> _DO THIS_:
From the entries below, gather each line containing the word "December".

(Saved entries)
------------------------------------------------------------------------

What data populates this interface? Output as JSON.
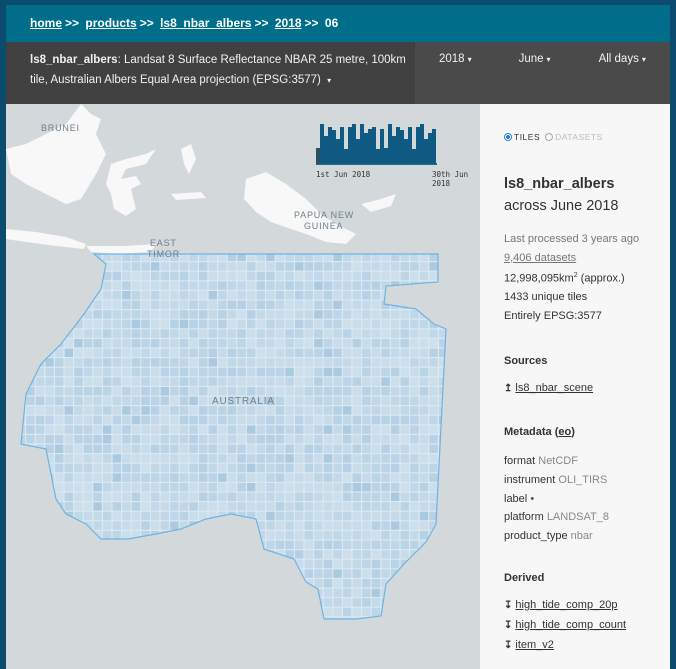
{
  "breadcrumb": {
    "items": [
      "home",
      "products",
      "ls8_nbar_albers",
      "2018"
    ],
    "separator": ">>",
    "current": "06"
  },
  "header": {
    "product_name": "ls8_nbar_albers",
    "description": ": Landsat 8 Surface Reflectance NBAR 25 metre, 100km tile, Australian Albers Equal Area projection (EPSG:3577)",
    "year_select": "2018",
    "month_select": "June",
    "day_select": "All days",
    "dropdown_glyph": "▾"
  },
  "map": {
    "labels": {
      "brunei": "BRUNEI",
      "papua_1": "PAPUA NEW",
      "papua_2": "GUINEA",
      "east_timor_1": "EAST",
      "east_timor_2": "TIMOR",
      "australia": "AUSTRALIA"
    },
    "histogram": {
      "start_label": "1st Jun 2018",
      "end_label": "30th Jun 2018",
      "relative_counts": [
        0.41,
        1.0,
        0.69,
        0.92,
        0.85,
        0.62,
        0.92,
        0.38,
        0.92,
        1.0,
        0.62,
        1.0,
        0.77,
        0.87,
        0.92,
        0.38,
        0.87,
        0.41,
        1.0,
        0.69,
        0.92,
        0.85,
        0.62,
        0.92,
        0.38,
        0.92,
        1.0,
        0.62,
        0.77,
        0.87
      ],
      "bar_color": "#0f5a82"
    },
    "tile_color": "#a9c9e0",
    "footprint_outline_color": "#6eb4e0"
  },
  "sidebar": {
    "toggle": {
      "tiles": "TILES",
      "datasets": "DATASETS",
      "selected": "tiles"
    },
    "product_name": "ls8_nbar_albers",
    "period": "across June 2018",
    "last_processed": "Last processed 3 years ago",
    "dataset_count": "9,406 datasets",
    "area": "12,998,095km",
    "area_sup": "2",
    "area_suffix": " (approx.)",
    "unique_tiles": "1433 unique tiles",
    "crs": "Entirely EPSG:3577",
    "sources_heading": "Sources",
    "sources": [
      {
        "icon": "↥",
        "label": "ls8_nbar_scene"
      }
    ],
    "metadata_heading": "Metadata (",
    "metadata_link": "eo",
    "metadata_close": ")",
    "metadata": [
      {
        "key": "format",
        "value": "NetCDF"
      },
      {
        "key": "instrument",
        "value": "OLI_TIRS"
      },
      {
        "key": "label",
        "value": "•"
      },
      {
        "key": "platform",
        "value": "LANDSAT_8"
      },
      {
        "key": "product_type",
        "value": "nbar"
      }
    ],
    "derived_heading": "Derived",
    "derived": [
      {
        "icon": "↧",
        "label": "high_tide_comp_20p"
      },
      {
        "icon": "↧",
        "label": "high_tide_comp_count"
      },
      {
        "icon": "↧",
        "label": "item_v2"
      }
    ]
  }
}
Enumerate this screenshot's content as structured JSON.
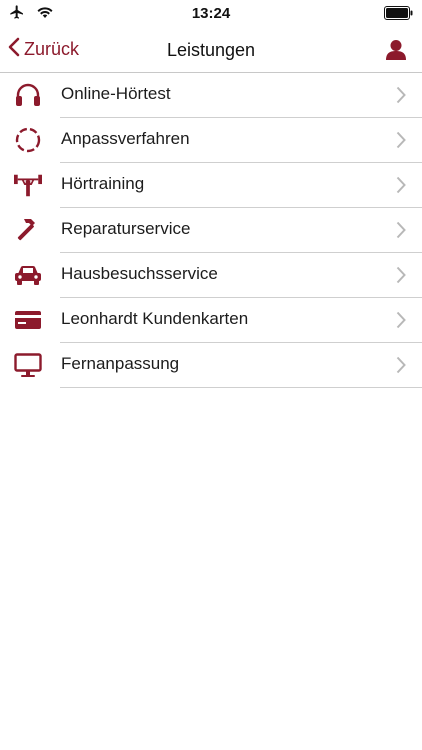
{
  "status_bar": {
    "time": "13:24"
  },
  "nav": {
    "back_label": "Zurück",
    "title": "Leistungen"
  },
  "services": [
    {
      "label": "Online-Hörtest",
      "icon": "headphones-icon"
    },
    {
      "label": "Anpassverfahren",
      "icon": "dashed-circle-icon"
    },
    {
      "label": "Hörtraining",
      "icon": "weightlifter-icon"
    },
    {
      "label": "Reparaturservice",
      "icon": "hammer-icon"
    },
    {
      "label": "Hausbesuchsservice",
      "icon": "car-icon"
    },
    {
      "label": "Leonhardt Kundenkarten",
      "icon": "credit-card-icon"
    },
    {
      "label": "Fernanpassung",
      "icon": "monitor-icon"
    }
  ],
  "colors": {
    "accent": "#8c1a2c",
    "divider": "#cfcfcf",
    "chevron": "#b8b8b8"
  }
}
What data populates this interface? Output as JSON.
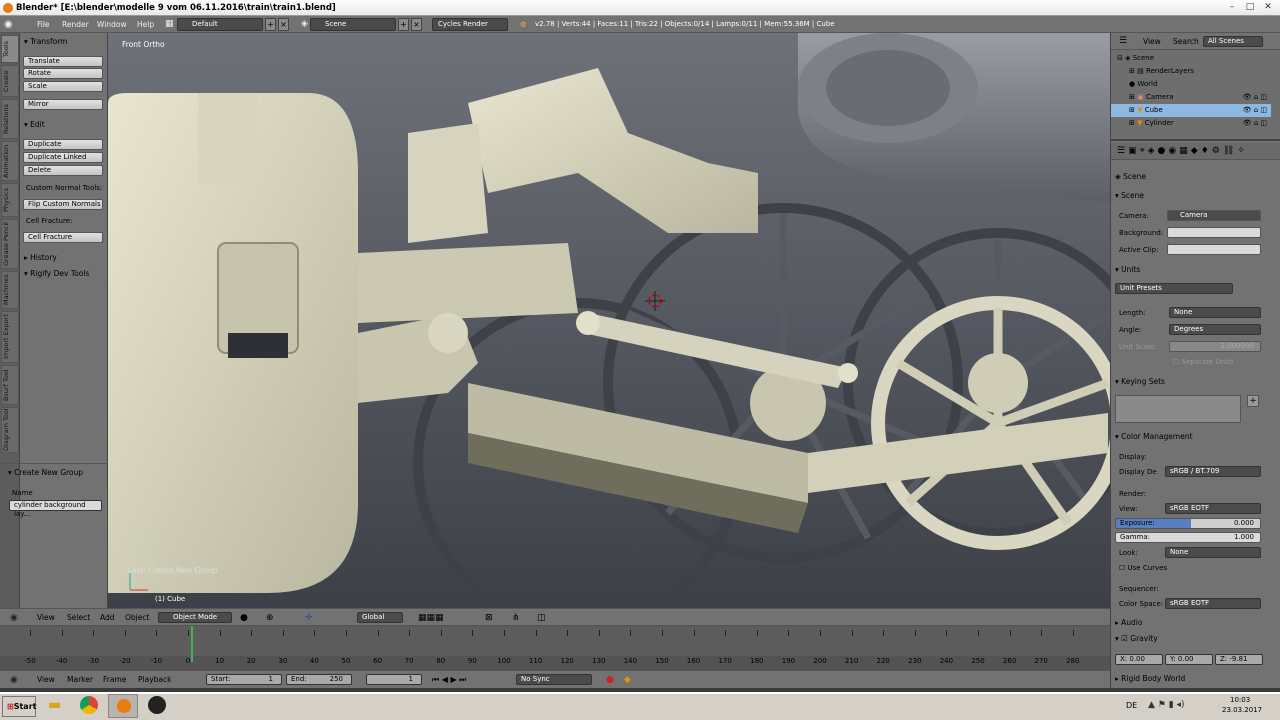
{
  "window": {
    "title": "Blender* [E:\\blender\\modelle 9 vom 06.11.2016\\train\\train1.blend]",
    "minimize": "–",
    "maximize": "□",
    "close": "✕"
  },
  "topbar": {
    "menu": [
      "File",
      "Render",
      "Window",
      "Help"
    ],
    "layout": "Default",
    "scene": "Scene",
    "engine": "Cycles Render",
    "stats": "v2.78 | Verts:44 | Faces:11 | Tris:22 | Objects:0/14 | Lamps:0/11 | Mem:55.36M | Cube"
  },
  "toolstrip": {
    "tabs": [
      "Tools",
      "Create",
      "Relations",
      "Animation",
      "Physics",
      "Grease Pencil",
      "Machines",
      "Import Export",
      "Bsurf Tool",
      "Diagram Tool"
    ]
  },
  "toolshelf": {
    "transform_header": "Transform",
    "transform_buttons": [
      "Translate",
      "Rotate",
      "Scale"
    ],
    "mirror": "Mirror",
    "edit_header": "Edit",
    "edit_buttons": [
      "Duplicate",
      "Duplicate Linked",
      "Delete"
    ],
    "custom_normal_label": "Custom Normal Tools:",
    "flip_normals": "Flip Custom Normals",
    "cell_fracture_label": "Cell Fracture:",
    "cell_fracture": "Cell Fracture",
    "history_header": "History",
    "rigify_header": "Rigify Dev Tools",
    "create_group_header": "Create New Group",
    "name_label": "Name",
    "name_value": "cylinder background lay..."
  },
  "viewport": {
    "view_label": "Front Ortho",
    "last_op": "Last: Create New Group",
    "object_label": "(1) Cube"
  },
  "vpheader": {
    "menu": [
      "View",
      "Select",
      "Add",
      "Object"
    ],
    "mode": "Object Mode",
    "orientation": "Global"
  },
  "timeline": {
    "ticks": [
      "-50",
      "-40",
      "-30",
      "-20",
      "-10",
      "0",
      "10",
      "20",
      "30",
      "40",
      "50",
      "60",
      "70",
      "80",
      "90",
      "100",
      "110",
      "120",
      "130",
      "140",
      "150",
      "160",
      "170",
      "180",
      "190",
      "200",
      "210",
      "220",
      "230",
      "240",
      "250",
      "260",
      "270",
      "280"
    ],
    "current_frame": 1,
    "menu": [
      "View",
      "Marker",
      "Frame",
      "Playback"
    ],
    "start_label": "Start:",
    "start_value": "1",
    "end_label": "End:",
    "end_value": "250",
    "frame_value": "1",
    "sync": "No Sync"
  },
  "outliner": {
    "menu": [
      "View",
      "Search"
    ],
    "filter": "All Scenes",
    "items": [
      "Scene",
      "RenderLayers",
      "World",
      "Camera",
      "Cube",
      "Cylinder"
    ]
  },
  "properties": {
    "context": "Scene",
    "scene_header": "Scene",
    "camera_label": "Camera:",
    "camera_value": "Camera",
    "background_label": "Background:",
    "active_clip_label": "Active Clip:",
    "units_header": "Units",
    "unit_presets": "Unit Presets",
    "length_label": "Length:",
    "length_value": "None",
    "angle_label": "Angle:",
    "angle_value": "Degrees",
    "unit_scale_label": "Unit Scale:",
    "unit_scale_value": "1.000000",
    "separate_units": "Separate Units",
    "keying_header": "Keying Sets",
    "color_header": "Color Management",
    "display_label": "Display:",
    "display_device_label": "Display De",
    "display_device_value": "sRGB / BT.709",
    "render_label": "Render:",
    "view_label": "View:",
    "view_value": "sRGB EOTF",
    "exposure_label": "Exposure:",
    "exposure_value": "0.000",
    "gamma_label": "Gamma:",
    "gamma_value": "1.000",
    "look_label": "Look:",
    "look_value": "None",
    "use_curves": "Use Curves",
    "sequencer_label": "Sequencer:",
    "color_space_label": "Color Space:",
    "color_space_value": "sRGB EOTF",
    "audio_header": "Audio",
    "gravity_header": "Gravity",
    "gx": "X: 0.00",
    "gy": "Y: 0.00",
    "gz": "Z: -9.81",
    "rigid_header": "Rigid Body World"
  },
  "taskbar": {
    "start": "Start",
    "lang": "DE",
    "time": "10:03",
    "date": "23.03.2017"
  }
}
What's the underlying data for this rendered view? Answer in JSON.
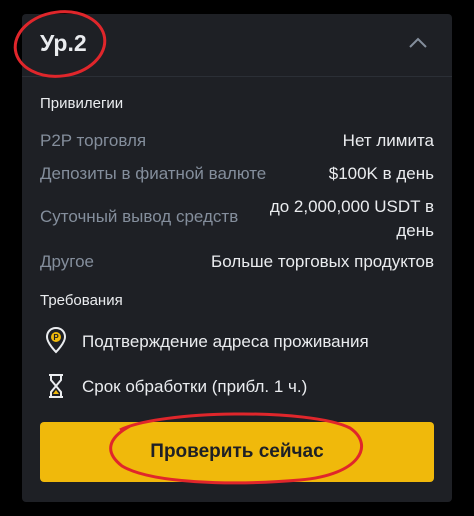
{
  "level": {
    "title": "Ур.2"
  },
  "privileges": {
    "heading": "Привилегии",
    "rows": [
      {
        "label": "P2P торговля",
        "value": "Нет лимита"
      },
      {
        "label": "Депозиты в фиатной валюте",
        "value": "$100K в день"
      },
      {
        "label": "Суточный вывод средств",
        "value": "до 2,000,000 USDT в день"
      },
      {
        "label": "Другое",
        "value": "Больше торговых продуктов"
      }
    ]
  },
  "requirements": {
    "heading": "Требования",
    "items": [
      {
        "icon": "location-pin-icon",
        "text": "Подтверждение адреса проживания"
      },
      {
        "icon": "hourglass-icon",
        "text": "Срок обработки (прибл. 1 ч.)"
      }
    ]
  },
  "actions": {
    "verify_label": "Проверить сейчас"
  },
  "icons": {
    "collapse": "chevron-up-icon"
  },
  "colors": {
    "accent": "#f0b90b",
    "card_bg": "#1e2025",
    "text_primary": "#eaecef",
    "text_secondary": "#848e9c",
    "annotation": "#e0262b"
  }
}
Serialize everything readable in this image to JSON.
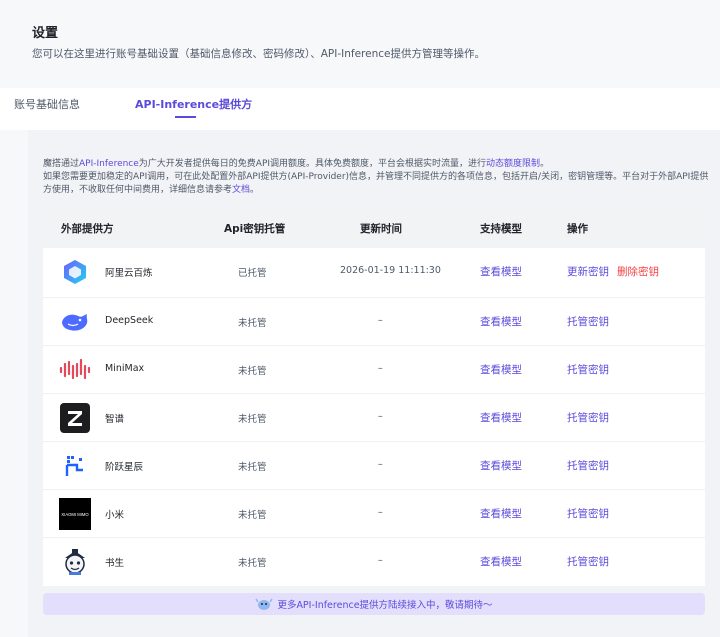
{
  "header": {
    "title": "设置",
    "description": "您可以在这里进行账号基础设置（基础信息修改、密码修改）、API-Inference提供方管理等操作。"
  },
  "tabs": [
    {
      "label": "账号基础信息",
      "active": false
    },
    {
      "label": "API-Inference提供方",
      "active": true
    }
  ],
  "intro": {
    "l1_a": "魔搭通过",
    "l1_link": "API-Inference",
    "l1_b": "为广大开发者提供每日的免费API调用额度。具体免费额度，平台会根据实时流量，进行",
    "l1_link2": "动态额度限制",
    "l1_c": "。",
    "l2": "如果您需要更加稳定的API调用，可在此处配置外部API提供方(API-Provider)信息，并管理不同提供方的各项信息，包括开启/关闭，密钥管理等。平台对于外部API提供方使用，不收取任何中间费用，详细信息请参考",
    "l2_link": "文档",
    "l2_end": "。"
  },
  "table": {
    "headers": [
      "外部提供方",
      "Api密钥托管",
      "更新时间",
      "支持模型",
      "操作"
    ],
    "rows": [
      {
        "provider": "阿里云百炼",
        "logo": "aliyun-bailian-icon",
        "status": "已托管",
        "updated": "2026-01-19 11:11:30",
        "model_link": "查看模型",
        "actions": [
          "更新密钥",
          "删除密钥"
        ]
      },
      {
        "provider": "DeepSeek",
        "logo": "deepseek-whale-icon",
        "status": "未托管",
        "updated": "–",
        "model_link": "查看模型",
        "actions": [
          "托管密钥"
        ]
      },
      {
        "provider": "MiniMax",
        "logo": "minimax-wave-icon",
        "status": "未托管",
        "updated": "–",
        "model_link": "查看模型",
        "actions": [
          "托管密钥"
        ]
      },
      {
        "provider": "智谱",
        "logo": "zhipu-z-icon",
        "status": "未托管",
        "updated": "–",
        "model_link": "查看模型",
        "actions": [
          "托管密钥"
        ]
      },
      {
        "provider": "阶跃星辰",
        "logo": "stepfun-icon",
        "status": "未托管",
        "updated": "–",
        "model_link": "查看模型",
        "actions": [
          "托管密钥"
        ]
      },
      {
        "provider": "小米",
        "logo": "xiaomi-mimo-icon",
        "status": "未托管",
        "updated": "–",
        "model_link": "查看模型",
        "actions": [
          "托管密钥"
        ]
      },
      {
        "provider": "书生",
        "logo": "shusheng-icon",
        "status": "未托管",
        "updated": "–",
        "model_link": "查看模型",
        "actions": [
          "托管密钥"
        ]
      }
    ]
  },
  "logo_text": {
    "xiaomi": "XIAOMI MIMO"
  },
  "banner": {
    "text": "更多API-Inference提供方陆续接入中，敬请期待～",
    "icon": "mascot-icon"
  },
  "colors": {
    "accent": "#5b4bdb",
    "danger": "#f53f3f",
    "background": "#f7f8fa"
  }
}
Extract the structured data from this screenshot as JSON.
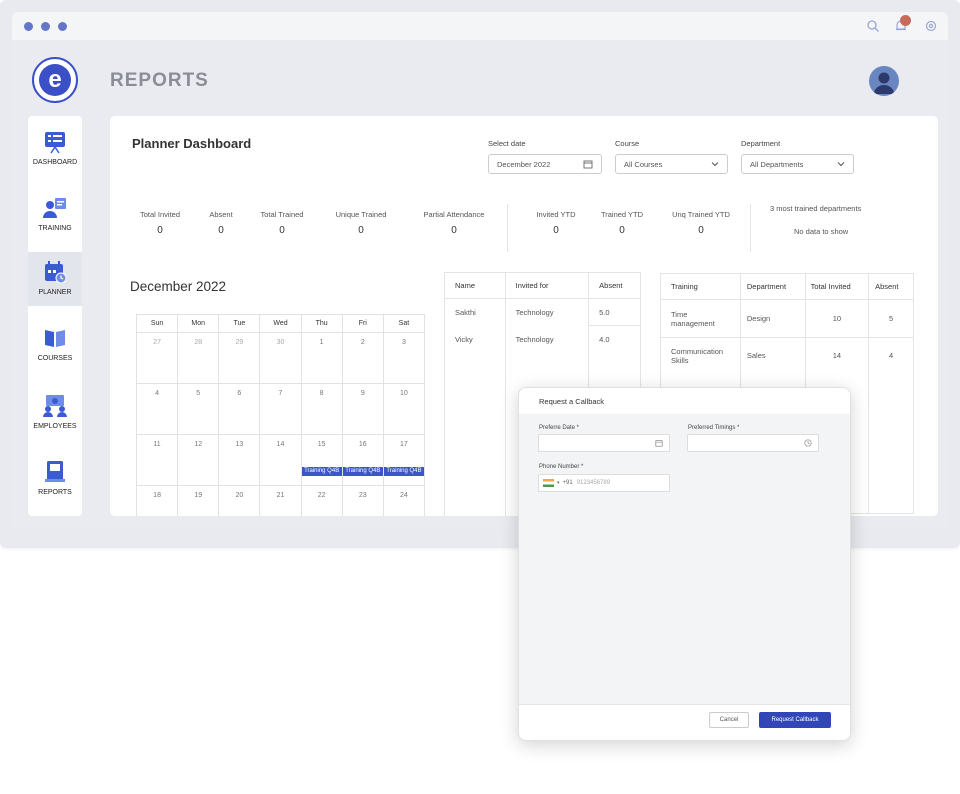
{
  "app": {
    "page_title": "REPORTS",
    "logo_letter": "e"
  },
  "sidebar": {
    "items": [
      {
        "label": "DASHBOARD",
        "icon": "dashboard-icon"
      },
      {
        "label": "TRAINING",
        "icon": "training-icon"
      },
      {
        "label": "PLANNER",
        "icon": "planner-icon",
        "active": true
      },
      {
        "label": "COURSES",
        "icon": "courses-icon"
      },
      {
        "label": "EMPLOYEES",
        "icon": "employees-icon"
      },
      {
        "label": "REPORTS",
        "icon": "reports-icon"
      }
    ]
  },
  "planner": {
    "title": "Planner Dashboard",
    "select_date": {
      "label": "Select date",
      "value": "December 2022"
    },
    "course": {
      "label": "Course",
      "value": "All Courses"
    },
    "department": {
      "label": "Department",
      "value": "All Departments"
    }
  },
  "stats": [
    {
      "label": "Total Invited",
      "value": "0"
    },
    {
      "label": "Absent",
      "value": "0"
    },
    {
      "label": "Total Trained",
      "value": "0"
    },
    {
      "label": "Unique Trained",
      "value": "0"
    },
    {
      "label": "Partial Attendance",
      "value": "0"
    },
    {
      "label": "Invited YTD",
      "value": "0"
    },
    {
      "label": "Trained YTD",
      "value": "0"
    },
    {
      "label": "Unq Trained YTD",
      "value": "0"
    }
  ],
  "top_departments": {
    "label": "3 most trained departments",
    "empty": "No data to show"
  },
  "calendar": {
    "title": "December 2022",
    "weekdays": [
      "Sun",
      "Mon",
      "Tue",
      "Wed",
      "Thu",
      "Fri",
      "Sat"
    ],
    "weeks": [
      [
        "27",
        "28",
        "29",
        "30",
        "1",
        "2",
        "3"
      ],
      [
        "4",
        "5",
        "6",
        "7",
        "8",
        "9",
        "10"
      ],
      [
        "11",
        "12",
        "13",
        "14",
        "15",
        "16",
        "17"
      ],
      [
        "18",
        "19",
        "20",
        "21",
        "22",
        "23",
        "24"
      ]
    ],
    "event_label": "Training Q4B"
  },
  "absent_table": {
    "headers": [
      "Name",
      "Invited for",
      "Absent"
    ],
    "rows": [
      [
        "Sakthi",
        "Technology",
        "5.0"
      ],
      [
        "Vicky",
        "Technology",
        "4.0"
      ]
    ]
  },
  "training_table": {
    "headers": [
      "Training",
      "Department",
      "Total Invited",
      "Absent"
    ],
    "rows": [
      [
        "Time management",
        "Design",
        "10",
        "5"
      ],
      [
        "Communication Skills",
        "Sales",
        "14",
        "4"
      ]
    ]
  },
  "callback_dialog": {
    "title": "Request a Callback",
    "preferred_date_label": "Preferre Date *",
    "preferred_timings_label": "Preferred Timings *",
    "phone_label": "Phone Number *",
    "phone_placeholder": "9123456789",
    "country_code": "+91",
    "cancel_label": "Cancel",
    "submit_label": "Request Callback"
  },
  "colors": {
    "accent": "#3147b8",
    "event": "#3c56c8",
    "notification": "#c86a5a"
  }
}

------------------------------------------------------------------------

> _RESPONSE FOR THIS EXERCISE_:
      "value": "December 2022"
    "title": "December 2022",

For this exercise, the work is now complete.